▸ PROBLEM STATEMENT
Print each line of the listing once more, precisely as given.
[Begin]
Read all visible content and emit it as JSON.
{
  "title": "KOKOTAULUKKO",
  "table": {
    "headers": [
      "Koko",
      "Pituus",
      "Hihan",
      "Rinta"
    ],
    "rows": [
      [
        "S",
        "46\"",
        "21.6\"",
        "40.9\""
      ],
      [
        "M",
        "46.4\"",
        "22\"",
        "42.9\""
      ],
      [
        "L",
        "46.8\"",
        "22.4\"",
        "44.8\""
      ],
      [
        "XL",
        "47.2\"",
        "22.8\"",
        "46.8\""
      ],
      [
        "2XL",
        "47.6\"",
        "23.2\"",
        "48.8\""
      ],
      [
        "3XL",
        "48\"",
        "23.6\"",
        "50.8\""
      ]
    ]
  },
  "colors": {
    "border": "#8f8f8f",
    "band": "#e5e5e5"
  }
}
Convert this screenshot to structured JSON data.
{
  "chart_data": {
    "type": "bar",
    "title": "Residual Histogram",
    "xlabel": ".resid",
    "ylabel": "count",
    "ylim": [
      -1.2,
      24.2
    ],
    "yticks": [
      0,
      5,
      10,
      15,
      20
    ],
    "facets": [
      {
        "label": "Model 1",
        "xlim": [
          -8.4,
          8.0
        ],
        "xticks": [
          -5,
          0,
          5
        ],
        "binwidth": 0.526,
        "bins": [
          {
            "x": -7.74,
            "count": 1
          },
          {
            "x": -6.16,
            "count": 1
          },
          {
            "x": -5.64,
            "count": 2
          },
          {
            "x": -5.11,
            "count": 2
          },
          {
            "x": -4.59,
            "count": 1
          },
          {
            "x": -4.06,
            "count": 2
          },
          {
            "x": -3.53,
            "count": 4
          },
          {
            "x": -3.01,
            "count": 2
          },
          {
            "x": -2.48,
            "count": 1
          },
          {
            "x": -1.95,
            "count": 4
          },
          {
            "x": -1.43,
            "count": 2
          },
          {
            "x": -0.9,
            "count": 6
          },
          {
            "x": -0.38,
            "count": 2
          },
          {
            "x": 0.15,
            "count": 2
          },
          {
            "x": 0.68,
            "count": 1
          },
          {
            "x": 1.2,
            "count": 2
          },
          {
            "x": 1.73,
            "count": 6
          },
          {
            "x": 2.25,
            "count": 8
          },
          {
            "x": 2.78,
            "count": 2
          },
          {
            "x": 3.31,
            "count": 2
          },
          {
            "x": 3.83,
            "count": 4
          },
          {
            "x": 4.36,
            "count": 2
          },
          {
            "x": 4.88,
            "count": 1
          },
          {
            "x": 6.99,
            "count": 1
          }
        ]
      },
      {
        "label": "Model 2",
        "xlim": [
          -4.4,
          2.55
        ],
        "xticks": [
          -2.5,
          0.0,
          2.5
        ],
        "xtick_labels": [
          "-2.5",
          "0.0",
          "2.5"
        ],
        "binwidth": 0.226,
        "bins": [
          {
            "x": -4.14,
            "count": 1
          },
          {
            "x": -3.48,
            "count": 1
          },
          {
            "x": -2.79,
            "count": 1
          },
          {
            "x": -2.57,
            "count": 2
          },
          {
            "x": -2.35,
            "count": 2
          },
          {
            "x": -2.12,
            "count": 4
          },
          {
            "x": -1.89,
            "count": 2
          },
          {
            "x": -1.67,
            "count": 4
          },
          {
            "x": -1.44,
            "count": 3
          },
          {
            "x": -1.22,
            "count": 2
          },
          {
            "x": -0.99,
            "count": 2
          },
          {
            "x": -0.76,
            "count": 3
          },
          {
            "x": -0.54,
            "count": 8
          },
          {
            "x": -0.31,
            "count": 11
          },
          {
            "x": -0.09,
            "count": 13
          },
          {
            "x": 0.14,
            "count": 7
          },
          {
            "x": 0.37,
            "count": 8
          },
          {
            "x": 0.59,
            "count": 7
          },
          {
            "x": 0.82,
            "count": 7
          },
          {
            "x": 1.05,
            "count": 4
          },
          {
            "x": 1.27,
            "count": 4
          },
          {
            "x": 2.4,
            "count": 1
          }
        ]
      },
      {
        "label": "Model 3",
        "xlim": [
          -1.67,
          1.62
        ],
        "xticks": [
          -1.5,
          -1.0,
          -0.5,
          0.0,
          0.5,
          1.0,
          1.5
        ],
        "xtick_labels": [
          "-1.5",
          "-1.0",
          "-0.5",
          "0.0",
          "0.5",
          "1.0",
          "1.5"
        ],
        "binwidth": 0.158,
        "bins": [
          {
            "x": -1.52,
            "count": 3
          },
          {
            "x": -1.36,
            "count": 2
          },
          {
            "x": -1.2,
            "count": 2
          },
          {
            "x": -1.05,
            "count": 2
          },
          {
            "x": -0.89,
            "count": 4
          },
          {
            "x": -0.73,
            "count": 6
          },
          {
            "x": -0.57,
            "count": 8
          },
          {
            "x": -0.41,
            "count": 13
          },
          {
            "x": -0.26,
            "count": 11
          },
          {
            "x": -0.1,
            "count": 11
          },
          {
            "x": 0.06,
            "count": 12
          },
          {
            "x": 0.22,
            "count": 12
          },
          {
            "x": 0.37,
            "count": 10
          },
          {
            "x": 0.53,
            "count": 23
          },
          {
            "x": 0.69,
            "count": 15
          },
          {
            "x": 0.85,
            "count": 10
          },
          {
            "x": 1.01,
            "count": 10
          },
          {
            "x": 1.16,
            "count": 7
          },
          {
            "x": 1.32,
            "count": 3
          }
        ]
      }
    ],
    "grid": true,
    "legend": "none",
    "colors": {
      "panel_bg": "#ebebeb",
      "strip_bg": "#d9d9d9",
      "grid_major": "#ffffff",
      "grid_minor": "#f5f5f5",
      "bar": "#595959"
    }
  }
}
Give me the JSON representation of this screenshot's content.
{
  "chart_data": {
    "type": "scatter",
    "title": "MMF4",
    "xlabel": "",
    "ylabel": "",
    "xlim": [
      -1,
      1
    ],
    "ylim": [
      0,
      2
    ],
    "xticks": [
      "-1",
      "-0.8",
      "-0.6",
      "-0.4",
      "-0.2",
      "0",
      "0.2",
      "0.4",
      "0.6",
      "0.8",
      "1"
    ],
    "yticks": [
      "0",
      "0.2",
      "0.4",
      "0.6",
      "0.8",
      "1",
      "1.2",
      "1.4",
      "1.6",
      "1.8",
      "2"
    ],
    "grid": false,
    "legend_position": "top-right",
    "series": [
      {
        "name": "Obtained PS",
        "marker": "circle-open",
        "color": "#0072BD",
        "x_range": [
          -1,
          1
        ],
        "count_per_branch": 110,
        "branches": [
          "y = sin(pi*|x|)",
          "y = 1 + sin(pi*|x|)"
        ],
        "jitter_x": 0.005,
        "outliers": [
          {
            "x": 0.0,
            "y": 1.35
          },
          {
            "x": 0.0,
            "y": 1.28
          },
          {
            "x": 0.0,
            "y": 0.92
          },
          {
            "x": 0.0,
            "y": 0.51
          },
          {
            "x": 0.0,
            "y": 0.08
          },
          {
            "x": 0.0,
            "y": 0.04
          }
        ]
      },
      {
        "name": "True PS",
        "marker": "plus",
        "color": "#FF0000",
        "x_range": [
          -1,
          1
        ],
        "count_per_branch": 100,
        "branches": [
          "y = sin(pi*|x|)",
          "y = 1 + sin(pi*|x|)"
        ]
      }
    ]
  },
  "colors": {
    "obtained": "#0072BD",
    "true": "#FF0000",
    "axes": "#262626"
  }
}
[End]
▸ SOLVED EXERCISE
Read all visible content and emit it as JSON.
{
  "title": "KOKOTAULUKKO",
  "table": {
    "headers": [
      "Koko",
      "Pituus",
      "Hihan",
      "Rinta"
    ],
    "rows": [
      [
        "S",
        "46\"",
        "21.6\"",
        "40.9\""
      ],
      [
        "M",
        "46.4\"",
        "22\"",
        "42.9\""
      ],
      [
        "L",
        "46.8\"",
        "22.4\"",
        "44.8\""
      ],
      [
        "XL",
        "47.2\"",
        "22.8\"",
        "46.8\""
      ],
      [
        "2XL",
        "47.6\"",
        "23.2\"",
        "48.8\""
      ],
      [
        "3XL",
        "48\"",
        "23.6\"",
        "50.8\""
      ]
    ]
  },
  "colors": {
    "border": "#8f8f8f",
    "band": "#e5e5e5"
  }
}
Convert this screenshot to structured JSON data.
{
  "chart_data": {
    "type": "bar",
    "title": "Residual Histogram",
    "xlabel": ".resid",
    "ylabel": "count",
    "ylim": [
      -1.2,
      24.2
    ],
    "yticks": [
      0,
      5,
      10,
      15,
      20
    ],
    "facets": [
      {
        "label": "Model 1",
        "xlim": [
          -8.4,
          8.0
        ],
        "xticks": [
          -5,
          0,
          5
        ],
        "binwidth": 0.526,
        "bins": [
          {
            "x": -7.74,
            "count": 1
          },
          {
            "x": -6.16,
            "count": 1
          },
          {
            "x": -5.64,
            "count": 2
          },
          {
            "x": -5.11,
            "count": 2
          },
          {
            "x": -4.59,
            "count": 1
          },
          {
            "x": -4.06,
            "count": 2
          },
          {
            "x": -3.53,
            "count": 4
          },
          {
            "x": -3.01,
            "count": 2
          },
          {
            "x": -2.48,
            "count": 1
          },
          {
            "x": -1.95,
            "count": 4
          },
          {
            "x": -1.43,
            "count": 2
          },
          {
            "x": -0.9,
            "count": 6
          },
          {
            "x": -0.38,
            "count": 2
          },
          {
            "x": 0.15,
            "count": 2
          },
          {
            "x": 0.68,
            "count": 1
          },
          {
            "x": 1.2,
            "count": 2
          },
          {
            "x": 1.73,
            "count": 6
          },
          {
            "x": 2.25,
            "count": 8
          },
          {
            "x": 2.78,
            "count": 2
          },
          {
            "x": 3.31,
            "count": 2
          },
          {
            "x": 3.83,
            "count": 4
          },
          {
            "x": 4.36,
            "count": 2
          },
          {
            "x": 4.88,
            "count": 1
          },
          {
            "x": 6.99,
            "count": 1
          }
        ]
      },
      {
        "label": "Model 2",
        "xlim": [
          -4.4,
          2.55
        ],
        "xticks": [
          -2.5,
          0.0,
          2.5
        ],
        "xtick_labels": [
          "-2.5",
          "0.0",
          "2.5"
        ],
        "binwidth": 0.226,
        "bins": [
          {
            "x": -4.14,
            "count": 1
          },
          {
            "x": -3.48,
            "count": 1
          },
          {
            "x": -2.79,
            "count": 1
          },
          {
            "x": -2.57,
            "count": 2
          },
          {
            "x": -2.35,
            "count": 2
          },
          {
            "x": -2.12,
            "count": 4
          },
          {
            "x": -1.89,
            "count": 2
          },
          {
            "x": -1.67,
            "count": 4
          },
          {
            "x": -1.44,
            "count": 3
          },
          {
            "x": -1.22,
            "count": 2
          },
          {
            "x": -0.99,
            "count": 2
          },
          {
            "x": -0.76,
            "count": 3
          },
          {
            "x": -0.54,
            "count": 8
          },
          {
            "x": -0.31,
            "count": 11
          },
          {
            "x": -0.09,
            "count": 13
          },
          {
            "x": 0.14,
            "count": 7
          },
          {
            "x": 0.37,
            "count": 8
          },
          {
            "x": 0.59,
            "count": 7
          },
          {
            "x": 0.82,
            "count": 7
          },
          {
            "x": 1.05,
            "count": 4
          },
          {
            "x": 1.27,
            "count": 4
          },
          {
            "x": 2.4,
            "count": 1
          }
        ]
      },
      {
        "label": "Model 3",
        "xlim": [
          -1.67,
          1.62
        ],
        "xticks": [
          -1.5,
          -1.0,
          -0.5,
          0.0,
          0.5,
          1.0,
          1.5
        ],
        "xtick_labels": [
          "-1.5",
          "-1.0",
          "-0.5",
          "0.0",
          "0.5",
          "1.0",
          "1.5"
        ],
        "binwidth": 0.158,
        "bins": [
          {
            "x": -1.52,
            "count": 3
          },
          {
            "x": -1.36,
            "count": 2
          },
          {
            "x": -1.2,
            "count": 2
          },
          {
            "x": -1.05,
            "count": 2
          },
          {
            "x": -0.89,
            "count": 4
          },
          {
            "x": -0.73,
            "count": 6
          },
          {
            "x": -0.57,
            "count": 8
          },
          {
            "x": -0.41,
            "count": 13
          },
          {
            "x": -0.26,
            "count": 11
          },
          {
            "x": -0.1,
            "count": 11
          },
          {
            "x": 0.06,
            "count": 12
          },
          {
            "x": 0.22,
            "count": 12
          },
          {
            "x": 0.37,
            "count": 10
          },
          {
            "x": 0.53,
            "count": 23
          },
          {
            "x": 0.69,
            "count": 15
          },
          {
            "x": 0.85,
            "count": 10
          },
          {
            "x": 1.01,
            "count": 10
          },
          {
            "x": 1.16,
            "count": 7
          },
          {
            "x": 1.32,
            "count": 3
          }
        ]
      }
    ],
    "grid": true,
    "legend": "none",
    "colors": {
      "panel_bg": "#ebebeb",
      "strip_bg": "#d9d9d9",
      "grid_major": "#ffffff",
      "grid_minor": "#f5f5f5",
      "bar": "#595959"
    }
  }
}
Give me the JSON representation of this screenshot's content.
{
  "chart_data": {
    "type": "scatter",
    "title": "MMF4",
    "xlabel": "",
    "ylabel": "",
    "xlim": [
      -1,
      1
    ],
    "ylim": [
      0,
      2
    ],
    "xticks": [
      "-1",
      "-0.8",
      "-0.6",
      "-0.4",
      "-0.2",
      "0",
      "0.2",
      "0.4",
      "0.6",
      "0.8",
      "1"
    ],
    "yticks": [
      "0",
      "0.2",
      "0.4",
      "0.6",
      "0.8",
      "1",
      "1.2",
      "1.4",
      "1.6",
      "1.8",
      "2"
    ],
    "grid": false,
    "legend_position": "top-right",
    "series": [
      {
        "name": "Obtained PS",
        "marker": "circle-open",
        "color": "#0072BD",
        "x_range": [
          -1,
          1
        ],
        "count_per_branch": 110,
        "branches": [
          "y = sin(pi*|x|)",
          "y = 1 + sin(pi*|x|)"
        ],
        "jitter_x": 0.005,
        "outliers": [
          {
            "x": 0.0,
            "y": 1.35
          },
          {
            "x": 0.0,
            "y": 1.28
          },
          {
            "x": 0.0,
            "y": 0.92
          },
          {
            "x": 0.0,
            "y": 0.51
          },
          {
            "x": 0.0,
            "y": 0.08
          },
          {
            "x": 0.0,
            "y": 0.04
          }
        ]
      },
      {
        "name": "True PS",
        "marker": "plus",
        "color": "#FF0000",
        "x_range": [
          -1,
          1
        ],
        "count_per_branch": 100,
        "branches": [
          "y = sin(pi*|x|)",
          "y = 1 + sin(pi*|x|)"
        ]
      }
    ]
  },
  "colors": {
    "obtained": "#0072BD",
    "true": "#FF0000",
    "axes": "#262626"
  }
}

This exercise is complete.